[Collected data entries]
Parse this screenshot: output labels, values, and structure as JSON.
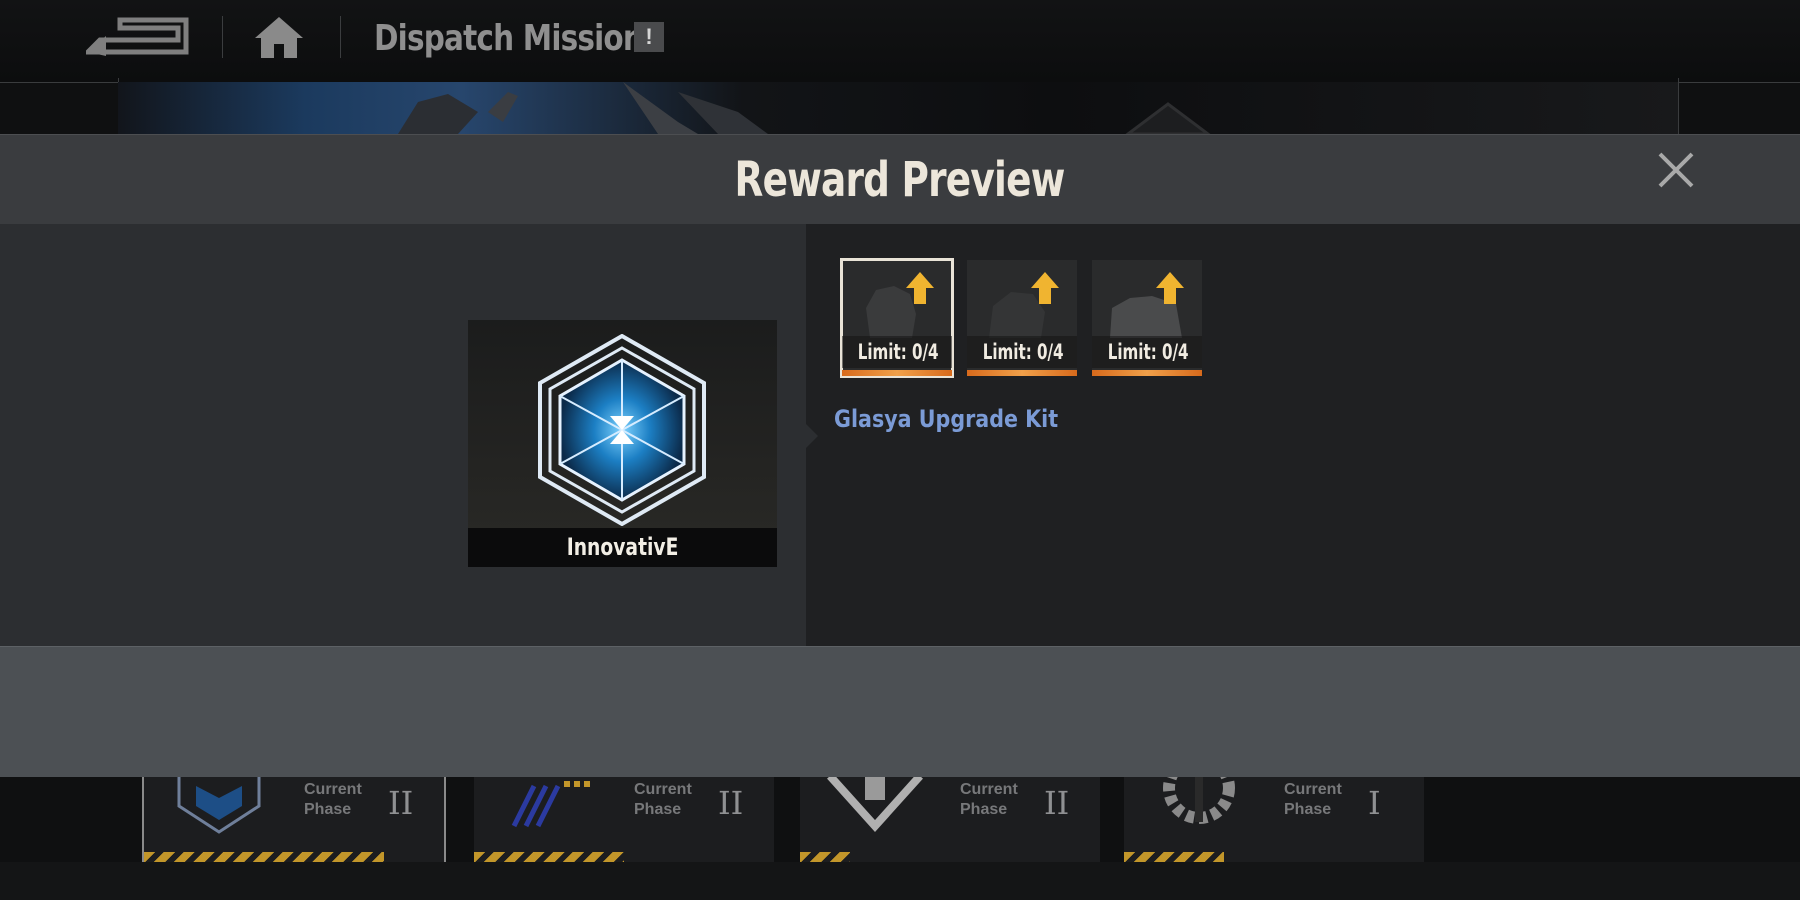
{
  "header": {
    "title": "Dispatch Missions",
    "info_badge": "!"
  },
  "modal": {
    "title": "Reward Preview",
    "badge": {
      "label": "InnovativE",
      "icon": "innovative-hexagon-emblem-icon"
    },
    "rewards": [
      {
        "limit": "Limit: 0/4",
        "selected": true,
        "icon": "upgrade-kit-icon"
      },
      {
        "limit": "Limit: 0/4",
        "selected": false,
        "icon": "upgrade-kit-icon"
      },
      {
        "limit": "Limit: 0/4",
        "selected": false,
        "icon": "upgrade-kit-icon"
      }
    ],
    "selected_item_name": "Glasya Upgrade Kit"
  },
  "missions": [
    {
      "phase_label": "Current Phase",
      "phase": "II",
      "progress": 0.75,
      "selected": true
    },
    {
      "phase_label": "Current Phase",
      "phase": "II",
      "progress": 0.5,
      "selected": false
    },
    {
      "phase_label": "Current Phase",
      "phase": "II",
      "progress": 0.17,
      "selected": false
    },
    {
      "phase_label": "Current Phase",
      "phase": "I",
      "progress": 0.34,
      "selected": false
    }
  ],
  "colors": {
    "accent_text": "#7b9bd6",
    "rarity_orange": "#e88a30",
    "stripe_yellow": "#c2962a"
  }
}
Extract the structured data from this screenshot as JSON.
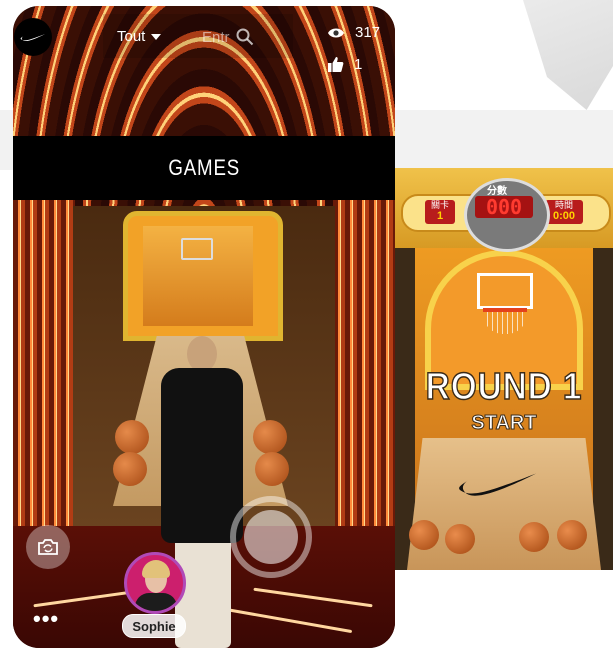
{
  "header": {
    "filter_label": "Tout",
    "search_placeholder": "Entr",
    "views": "317",
    "likes": "1"
  },
  "banner": {
    "label": "GAMES"
  },
  "creator": {
    "name": "Sophie"
  },
  "controls": {
    "more_label": "•••"
  },
  "game_preview": {
    "score_title": "分數",
    "score_value": "000",
    "level_label": "關卡",
    "level_value": "1",
    "time_label": "時間",
    "time_value": "0:00",
    "round_text": "ROUND 1",
    "start_text": "START"
  },
  "icons": [
    "nike-logo-icon",
    "chevron-down-icon",
    "search-icon",
    "eye-icon",
    "thumbs-up-icon",
    "camera-flip-icon",
    "more-icon",
    "nike-swoosh-icon"
  ]
}
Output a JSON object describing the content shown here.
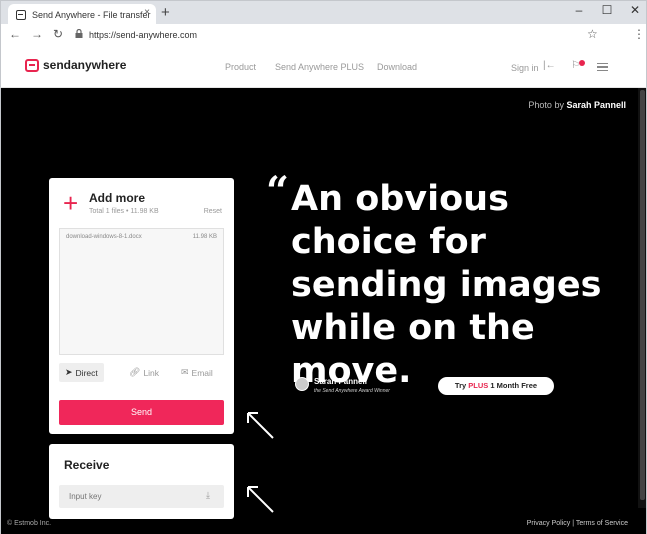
{
  "browser": {
    "tab_title": "Send Anywhere - File transfer",
    "tab_close": "×",
    "new_tab": "+",
    "url": "https://send-anywhere.com",
    "minimize": "–",
    "maximize": "☐",
    "close": "✕"
  },
  "header": {
    "logo": "sendanywhere",
    "nav": [
      "Product",
      "Send Anywhere PLUS",
      "Download"
    ],
    "signin": "Sign in"
  },
  "hero": {
    "photo_by_prefix": "Photo by",
    "photo_by_name": "Sarah Pannell",
    "quote_mark": "“",
    "headline": "An obvious choice for sending images while on the move.",
    "author": "Sarah Pannell",
    "author_sub": "the Send Anywhere Award Winner",
    "try_prefix": "Try",
    "try_plus": "PLUS",
    "try_suffix": "1 Month Free"
  },
  "upload": {
    "add_more": "Add more",
    "total": "Total 1 files • 11.98 KB",
    "reset": "Reset",
    "files": [
      {
        "name": "download-windows-8-1.docx",
        "size": "11.98 KB"
      }
    ],
    "modes": [
      "Direct",
      "Link",
      "Email"
    ],
    "active_mode": "Direct",
    "send": "Send"
  },
  "receive": {
    "title": "Receive",
    "placeholder": "Input key"
  },
  "footer": {
    "copyright": "© Estmob Inc.",
    "privacy": "Privacy Policy",
    "separator": "|",
    "terms": "Terms of Service"
  },
  "colors": {
    "accent": "#f0275a",
    "hero_bg": "#000000"
  }
}
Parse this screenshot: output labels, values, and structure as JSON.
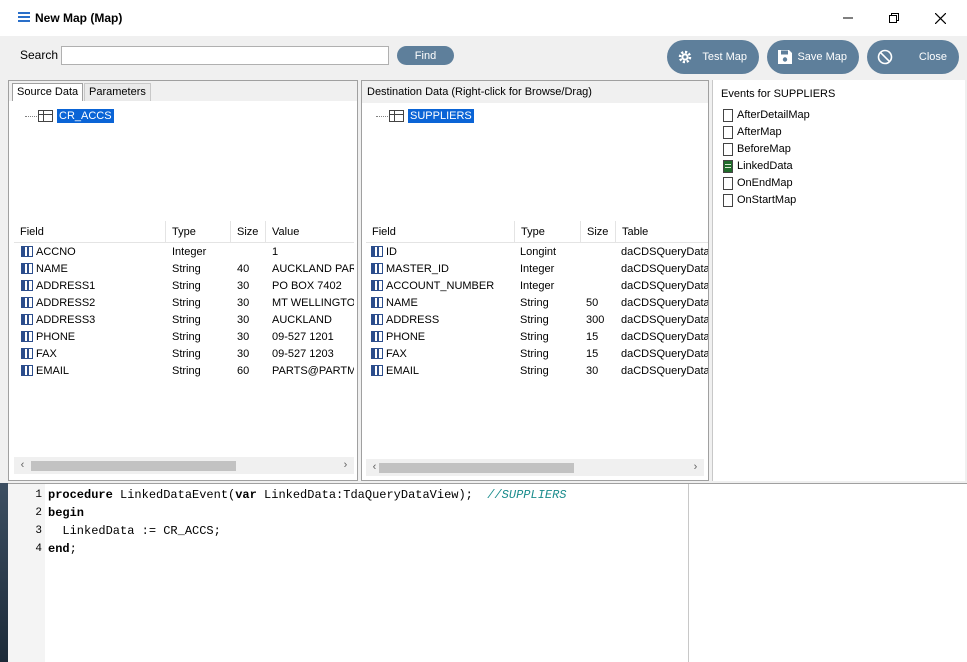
{
  "window": {
    "title": "New Map (Map)"
  },
  "toolbar": {
    "search_label": "Search",
    "search_value": "",
    "find_label": "Find",
    "test_map_label": "Test Map",
    "save_map_label": "Save Map",
    "close_label": "Close"
  },
  "source": {
    "tabs": [
      "Source Data",
      "Parameters"
    ],
    "tree_node": "CR_ACCS",
    "columns": [
      "Field",
      "Type",
      "Size",
      "Value"
    ],
    "rows": [
      [
        "ACCNO",
        "Integer",
        "",
        "1"
      ],
      [
        "NAME",
        "String",
        "40",
        "AUCKLAND PAR."
      ],
      [
        "ADDRESS1",
        "String",
        "30",
        "PO BOX 7402"
      ],
      [
        "ADDRESS2",
        "String",
        "30",
        "MT WELLINGTON"
      ],
      [
        "ADDRESS3",
        "String",
        "30",
        "AUCKLAND"
      ],
      [
        "PHONE",
        "String",
        "30",
        "09-527 1201"
      ],
      [
        "FAX",
        "String",
        "30",
        "09-527 1203"
      ],
      [
        "EMAIL",
        "String",
        "60",
        "PARTS@PARTM."
      ]
    ]
  },
  "destination": {
    "header": "Destination Data   (Right-click for Browse/Drag)",
    "tree_node": "SUPPLIERS",
    "columns": [
      "Field",
      "Type",
      "Size",
      "Table"
    ],
    "rows": [
      [
        "ID",
        "Longint",
        "",
        "daCDSQueryData"
      ],
      [
        "MASTER_ID",
        "Integer",
        "",
        "daCDSQueryData"
      ],
      [
        "ACCOUNT_NUMBER",
        "Integer",
        "",
        "daCDSQueryData"
      ],
      [
        "NAME",
        "String",
        "50",
        "daCDSQueryData"
      ],
      [
        "ADDRESS",
        "String",
        "300",
        "daCDSQueryData"
      ],
      [
        "PHONE",
        "String",
        "15",
        "daCDSQueryData"
      ],
      [
        "FAX",
        "String",
        "15",
        "daCDSQueryData"
      ],
      [
        "EMAIL",
        "String",
        "30",
        "daCDSQueryData"
      ]
    ]
  },
  "events": {
    "title": "Events for SUPPLIERS",
    "items": [
      {
        "label": "AfterDetailMap",
        "icon": "document-icon"
      },
      {
        "label": "AfterMap",
        "icon": "document-icon"
      },
      {
        "label": "BeforeMap",
        "icon": "document-icon"
      },
      {
        "label": "LinkedData",
        "icon": "document-filled-icon"
      },
      {
        "label": "OnEndMap",
        "icon": "document-icon"
      },
      {
        "label": "OnStartMap",
        "icon": "document-icon"
      }
    ]
  },
  "code": {
    "line_numbers": [
      "1",
      "2",
      "3",
      "4"
    ],
    "line1_kw1": "procedure",
    "line1_text": " LinkedDataEvent(",
    "line1_kw2": "var",
    "line1_text2": " LinkedData:TdaQueryDataView);  ",
    "line1_comment": "//SUPPLIERS",
    "line2_kw": "begin",
    "line3_text": "  LinkedData := CR_ACCS;",
    "line4_kw": "end",
    "line4_text": ";"
  }
}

▶ **AIM OF THE TASK**
Using the records above, output their complete text exactly, minus any images.

▶ **COMPLETE OUTPUT**
Parse this screenshot: output labels, values, and structure as JSON.
{
  "header": {
    "title": "Dispatch Missions",
    "info_badge": "!"
  },
  "modal": {
    "title": "Reward Preview",
    "badge": {
      "label": "InnovativE",
      "icon": "innovative-hexagon-emblem-icon"
    },
    "rewards": [
      {
        "limit": "Limit: 0/4",
        "selected": true,
        "icon": "upgrade-kit-icon"
      },
      {
        "limit": "Limit: 0/4",
        "selected": false,
        "icon": "upgrade-kit-icon"
      },
      {
        "limit": "Limit: 0/4",
        "selected": false,
        "icon": "upgrade-kit-icon"
      }
    ],
    "selected_item_name": "Glasya Upgrade Kit"
  },
  "missions": [
    {
      "phase_label": "Current Phase",
      "phase": "II",
      "progress": 0.75,
      "selected": true
    },
    {
      "phase_label": "Current Phase",
      "phase": "II",
      "progress": 0.5,
      "selected": false
    },
    {
      "phase_label": "Current Phase",
      "phase": "II",
      "progress": 0.17,
      "selected": false
    },
    {
      "phase_label": "Current Phase",
      "phase": "I",
      "progress": 0.34,
      "selected": false
    }
  ],
  "colors": {
    "accent_text": "#7b9bd6",
    "rarity_orange": "#e88a30",
    "stripe_yellow": "#c2962a"
  }
}
Extract the structured data from this screenshot as JSON.
{
  "header": {
    "filter_label": "Tout",
    "search_placeholder": "Entr",
    "views": "317",
    "likes": "1"
  },
  "banner": {
    "label": "GAMES"
  },
  "creator": {
    "name": "Sophie"
  },
  "controls": {
    "more_label": "•••"
  },
  "game_preview": {
    "score_title": "分數",
    "score_value": "000",
    "level_label": "關卡",
    "level_value": "1",
    "time_label": "時間",
    "time_value": "0:00",
    "round_text": "ROUND 1",
    "start_text": "START"
  },
  "icons": [
    "nike-logo-icon",
    "chevron-down-icon",
    "search-icon",
    "eye-icon",
    "thumbs-up-icon",
    "camera-flip-icon",
    "more-icon",
    "nike-swoosh-icon"
  ]
}
Output a JSON object describing the content shown here.
{
  "browser": {
    "tab_title": "Send Anywhere - File transfer",
    "tab_close": "×",
    "new_tab": "+",
    "url": "https://send-anywhere.com",
    "minimize": "–",
    "maximize": "☐",
    "close": "✕"
  },
  "header": {
    "logo": "sendanywhere",
    "nav": [
      "Product",
      "Send Anywhere PLUS",
      "Download"
    ],
    "signin": "Sign in"
  },
  "hero": {
    "photo_by_prefix": "Photo by",
    "photo_by_name": "Sarah Pannell",
    "quote_mark": "“",
    "headline": "An obvious choice for sending images while on the move.",
    "author": "Sarah Pannell",
    "author_sub": "the Send Anywhere Award Winner",
    "try_prefix": "Try",
    "try_plus": "PLUS",
    "try_suffix": "1 Month Free"
  },
  "upload": {
    "add_more": "Add more",
    "total": "Total 1 files • 11.98 KB",
    "reset": "Reset",
    "files": [
      {
        "name": "download-windows-8-1.docx",
        "size": "11.98 KB"
      }
    ],
    "modes": [
      "Direct",
      "Link",
      "Email"
    ],
    "active_mode": "Direct",
    "send": "Send"
  },
  "receive": {
    "title": "Receive",
    "placeholder": "Input key"
  },
  "footer": {
    "copyright": "© Estmob Inc.",
    "privacy": "Privacy Policy",
    "separator": "|",
    "terms": "Terms of Service"
  },
  "colors": {
    "accent": "#f0275a",
    "hero_bg": "#000000"
  }
}
Parse this screenshot: output labels, values, and structure as JSON.
{
  "window": {
    "title": "New Map (Map)"
  },
  "toolbar": {
    "search_label": "Search",
    "search_value": "",
    "find_label": "Find",
    "test_map_label": "Test Map",
    "save_map_label": "Save Map",
    "close_label": "Close"
  },
  "source": {
    "tabs": [
      "Source Data",
      "Parameters"
    ],
    "tree_node": "CR_ACCS",
    "columns": [
      "Field",
      "Type",
      "Size",
      "Value"
    ],
    "rows": [
      [
        "ACCNO",
        "Integer",
        "",
        "1"
      ],
      [
        "NAME",
        "String",
        "40",
        "AUCKLAND PAR."
      ],
      [
        "ADDRESS1",
        "String",
        "30",
        "PO BOX 7402"
      ],
      [
        "ADDRESS2",
        "String",
        "30",
        "MT WELLINGTON"
      ],
      [
        "ADDRESS3",
        "String",
        "30",
        "AUCKLAND"
      ],
      [
        "PHONE",
        "String",
        "30",
        "09-527 1201"
      ],
      [
        "FAX",
        "String",
        "30",
        "09-527 1203"
      ],
      [
        "EMAIL",
        "String",
        "60",
        "PARTS@PARTM."
      ]
    ]
  },
  "destination": {
    "header": "Destination Data   (Right-click for Browse/Drag)",
    "tree_node": "SUPPLIERS",
    "columns": [
      "Field",
      "Type",
      "Size",
      "Table"
    ],
    "rows": [
      [
        "ID",
        "Longint",
        "",
        "daCDSQueryData"
      ],
      [
        "MASTER_ID",
        "Integer",
        "",
        "daCDSQueryData"
      ],
      [
        "ACCOUNT_NUMBER",
        "Integer",
        "",
        "daCDSQueryData"
      ],
      [
        "NAME",
        "String",
        "50",
        "daCDSQueryData"
      ],
      [
        "ADDRESS",
        "String",
        "300",
        "daCDSQueryData"
      ],
      [
        "PHONE",
        "String",
        "15",
        "daCDSQueryData"
      ],
      [
        "FAX",
        "String",
        "15",
        "daCDSQueryData"
      ],
      [
        "EMAIL",
        "String",
        "30",
        "daCDSQueryData"
      ]
    ]
  },
  "events": {
    "title": "Events for SUPPLIERS",
    "items": [
      {
        "label": "AfterDetailMap",
        "icon": "document-icon"
      },
      {
        "label": "AfterMap",
        "icon": "document-icon"
      },
      {
        "label": "BeforeMap",
        "icon": "document-icon"
      },
      {
        "label": "LinkedData",
        "icon": "document-filled-icon"
      },
      {
        "label": "OnEndMap",
        "icon": "document-icon"
      },
      {
        "label": "OnStartMap",
        "icon": "document-icon"
      }
    ]
  },
  "code": {
    "line_numbers": [
      "1",
      "2",
      "3",
      "4"
    ],
    "line1_kw1": "procedure",
    "line1_text": " LinkedDataEvent(",
    "line1_kw2": "var",
    "line1_text2": " LinkedData:TdaQueryDataView);  ",
    "line1_comment": "//SUPPLIERS",
    "line2_kw": "begin",
    "line3_text": "  LinkedData := CR_ACCS;",
    "line4_kw": "end",
    "line4_text": ";"
  }
}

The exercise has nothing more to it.